Dataset rows about figures
>> begin
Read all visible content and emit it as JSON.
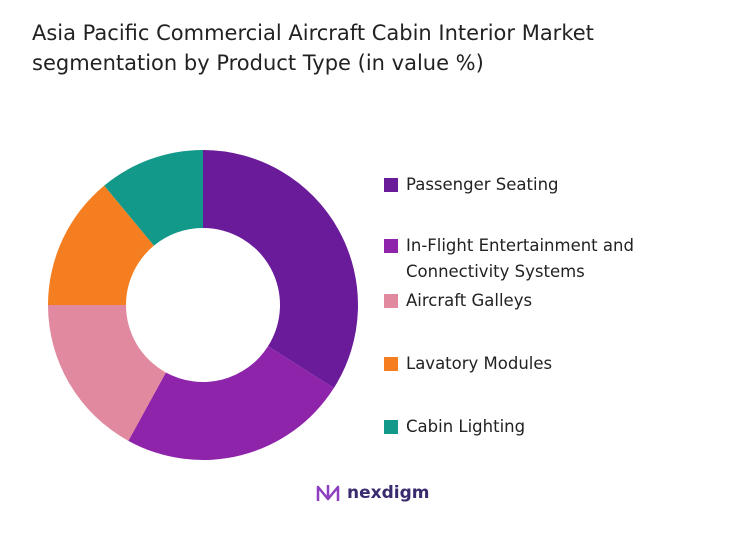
{
  "chart_data": {
    "type": "donut",
    "title": "Asia Pacific Commercial Aircraft Cabin Interior Market segmentation by Product Type (in value %)",
    "categories": [
      "Passenger Seating",
      "In-Flight Entertainment and Connectivity Systems",
      "Aircraft Galleys",
      "Lavatory Modules",
      "Cabin Lighting"
    ],
    "values": [
      34,
      24,
      17,
      14,
      11
    ],
    "colors": [
      "#6a1b9a",
      "#8e24aa",
      "#e0899f",
      "#f57f20",
      "#13998a"
    ],
    "legend": "right"
  },
  "logo": "nexdigm"
}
>> end
§ **DESCRIPTION OF THE TASK**
Output the lines above in full and exactly as given, omitting any pictures.

§ **FULL SOLUTION**
Read all visible content and emit it as JSON.
{
  "chart_data": {
    "type": "donut",
    "title": "Asia Pacific Commercial Aircraft Cabin Interior Market segmentation by Product Type (in value %)",
    "categories": [
      "Passenger Seating",
      "In-Flight Entertainment and Connectivity Systems",
      "Aircraft Galleys",
      "Lavatory Modules",
      "Cabin Lighting"
    ],
    "values": [
      34,
      24,
      17,
      14,
      11
    ],
    "colors": [
      "#6a1b9a",
      "#8e24aa",
      "#e0899f",
      "#f57f20",
      "#13998a"
    ],
    "legend": "right"
  },
  "logo": "nexdigm"
}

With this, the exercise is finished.